───── Data in this exercise ─────
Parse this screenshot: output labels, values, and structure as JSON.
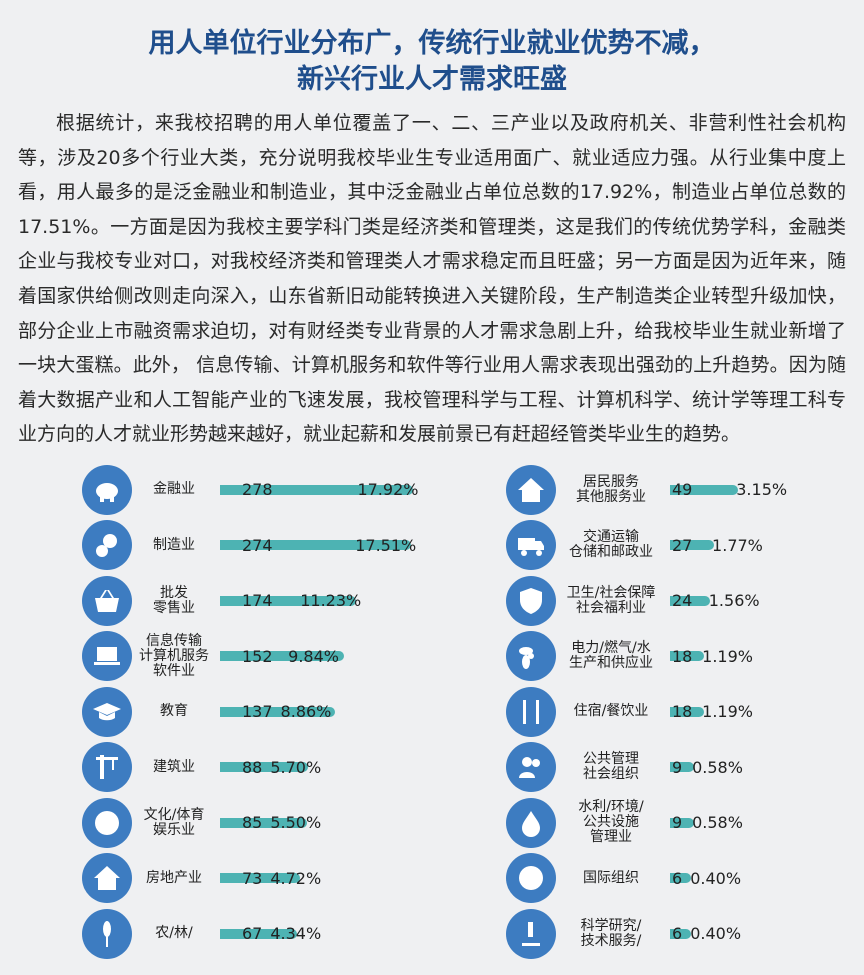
{
  "title": [
    "用人单位行业分布广，传统行业就业优势不减，",
    "新兴行业人才需求旺盛"
  ],
  "paragraph": "根据统计，来我校招聘的用人单位覆盖了一、二、三产业以及政府机关、非营利性社会机构等，涉及20多个行业大类，充分说明我校毕业生专业适用面广、就业适应力强。从行业集中度上看，用人最多的是泛金融业和制造业，其中泛金融业占单位总数的17.92%，制造业占单位总数的17.51%。一方面是因为我校主要学科门类是经济类和管理类，这是我们的传统优势学科，金融类企业与我校专业对口，对我校经济类和管理类人才需求稳定而且旺盛；另一方面是因为近年来，随着国家供给侧改则走向深入，山东省新旧动能转换进入关键阶段，生产制造类企业转型升级加快，部分企业上市融资需求迫切，对有财经类专业背景的人才需求急剧上升，给我校毕业生就业新增了一块大蛋糕。此外， 信息传输、计算机服务和软件等行业用人需求表现出强劲的上升趋势。因为随着大数据产业和人工智能产业的飞速发展，我校管理科学与工程、计算机科学、统计学等理工科专业方向的人才就业形势越来越好，就业起薪和发展前景已有赶超经管类毕业生的趋势。",
  "colors": {
    "title": "#1f4e8c",
    "icon": "#3d7cc1",
    "bar": "#4db3b3"
  },
  "left": [
    {
      "label": "金融业",
      "value": "278",
      "pct": "17.92%",
      "icon": "piggy-bank-icon"
    },
    {
      "label": "制造业",
      "value": "274",
      "pct": "17.51%",
      "icon": "gears-icon"
    },
    {
      "label": "批发\n零售业",
      "value": "174",
      "pct": "11.23%",
      "icon": "basket-icon"
    },
    {
      "label": "信息传输\n计算机服务\n软件业",
      "value": "152",
      "pct": "9.84%",
      "icon": "laptop-icon"
    },
    {
      "label": "教育",
      "value": "137",
      "pct": "8.86%",
      "icon": "graduation-cap-icon"
    },
    {
      "label": "建筑业",
      "value": "88",
      "pct": "5.70%",
      "icon": "crane-icon"
    },
    {
      "label": "文化/体育\n娱乐业",
      "value": "85",
      "pct": "5.50%",
      "icon": "music-disc-icon"
    },
    {
      "label": "房地产业",
      "value": "73",
      "pct": "4.72%",
      "icon": "house-icon"
    },
    {
      "label": "农/林/",
      "value": "67",
      "pct": "4.34%",
      "icon": "wheat-icon"
    }
  ],
  "right": [
    {
      "label": "居民服务\n其他服务业",
      "value": "49",
      "pct": "3.15%",
      "icon": "home-people-icon"
    },
    {
      "label": "交通运输\n仓储和邮政业",
      "value": "27",
      "pct": "1.77%",
      "icon": "truck-icon"
    },
    {
      "label": "卫生/社会保障\n社会福利业",
      "value": "24",
      "pct": "1.56%",
      "icon": "shield-check-icon"
    },
    {
      "label": "电力/燃气/水\n生产和供应业",
      "value": "18",
      "pct": "1.19%",
      "icon": "fan-icon"
    },
    {
      "label": "住宿/餐饮业",
      "value": "18",
      "pct": "1.19%",
      "icon": "fork-knife-icon"
    },
    {
      "label": "公共管理\n社会组织",
      "value": "9",
      "pct": "0.58%",
      "icon": "people-icon"
    },
    {
      "label": "水利/环境/\n公共设施\n管理业",
      "value": "9",
      "pct": "0.58%",
      "icon": "water-drop-icon"
    },
    {
      "label": "国际组织",
      "value": "6",
      "pct": "0.40%",
      "icon": "globe-icon"
    },
    {
      "label": "科学研究/\n技术服务/",
      "value": "6",
      "pct": "0.40%",
      "icon": "microscope-icon"
    }
  ]
}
─────
Requirements:
Reproduce each record from above exactly; pictures do not belong in the copy.

Answer in full:
Parse this screenshot: output labels, values, and structure as JSON.
{
  "title": [
    "用人单位行业分布广，传统行业就业优势不减，",
    "新兴行业人才需求旺盛"
  ],
  "paragraph": "根据统计，来我校招聘的用人单位覆盖了一、二、三产业以及政府机关、非营利性社会机构等，涉及20多个行业大类，充分说明我校毕业生专业适用面广、就业适应力强。从行业集中度上看，用人最多的是泛金融业和制造业，其中泛金融业占单位总数的17.92%，制造业占单位总数的17.51%。一方面是因为我校主要学科门类是经济类和管理类，这是我们的传统优势学科，金融类企业与我校专业对口，对我校经济类和管理类人才需求稳定而且旺盛；另一方面是因为近年来，随着国家供给侧改则走向深入，山东省新旧动能转换进入关键阶段，生产制造类企业转型升级加快，部分企业上市融资需求迫切，对有财经类专业背景的人才需求急剧上升，给我校毕业生就业新增了一块大蛋糕。此外， 信息传输、计算机服务和软件等行业用人需求表现出强劲的上升趋势。因为随着大数据产业和人工智能产业的飞速发展，我校管理科学与工程、计算机科学、统计学等理工科专业方向的人才就业形势越来越好，就业起薪和发展前景已有赶超经管类毕业生的趋势。",
  "colors": {
    "title": "#1f4e8c",
    "icon": "#3d7cc1",
    "bar": "#4db3b3"
  },
  "left": [
    {
      "label": "金融业",
      "value": "278",
      "pct": "17.92%",
      "icon": "piggy-bank-icon"
    },
    {
      "label": "制造业",
      "value": "274",
      "pct": "17.51%",
      "icon": "gears-icon"
    },
    {
      "label": "批发\n零售业",
      "value": "174",
      "pct": "11.23%",
      "icon": "basket-icon"
    },
    {
      "label": "信息传输\n计算机服务\n软件业",
      "value": "152",
      "pct": "9.84%",
      "icon": "laptop-icon"
    },
    {
      "label": "教育",
      "value": "137",
      "pct": "8.86%",
      "icon": "graduation-cap-icon"
    },
    {
      "label": "建筑业",
      "value": "88",
      "pct": "5.70%",
      "icon": "crane-icon"
    },
    {
      "label": "文化/体育\n娱乐业",
      "value": "85",
      "pct": "5.50%",
      "icon": "music-disc-icon"
    },
    {
      "label": "房地产业",
      "value": "73",
      "pct": "4.72%",
      "icon": "house-icon"
    },
    {
      "label": "农/林/",
      "value": "67",
      "pct": "4.34%",
      "icon": "wheat-icon"
    }
  ],
  "right": [
    {
      "label": "居民服务\n其他服务业",
      "value": "49",
      "pct": "3.15%",
      "icon": "home-people-icon"
    },
    {
      "label": "交通运输\n仓储和邮政业",
      "value": "27",
      "pct": "1.77%",
      "icon": "truck-icon"
    },
    {
      "label": "卫生/社会保障\n社会福利业",
      "value": "24",
      "pct": "1.56%",
      "icon": "shield-check-icon"
    },
    {
      "label": "电力/燃气/水\n生产和供应业",
      "value": "18",
      "pct": "1.19%",
      "icon": "fan-icon"
    },
    {
      "label": "住宿/餐饮业",
      "value": "18",
      "pct": "1.19%",
      "icon": "fork-knife-icon"
    },
    {
      "label": "公共管理\n社会组织",
      "value": "9",
      "pct": "0.58%",
      "icon": "people-icon"
    },
    {
      "label": "水利/环境/\n公共设施\n管理业",
      "value": "9",
      "pct": "0.58%",
      "icon": "water-drop-icon"
    },
    {
      "label": "国际组织",
      "value": "6",
      "pct": "0.40%",
      "icon": "globe-icon"
    },
    {
      "label": "科学研究/\n技术服务/",
      "value": "6",
      "pct": "0.40%",
      "icon": "microscope-icon"
    }
  ]
}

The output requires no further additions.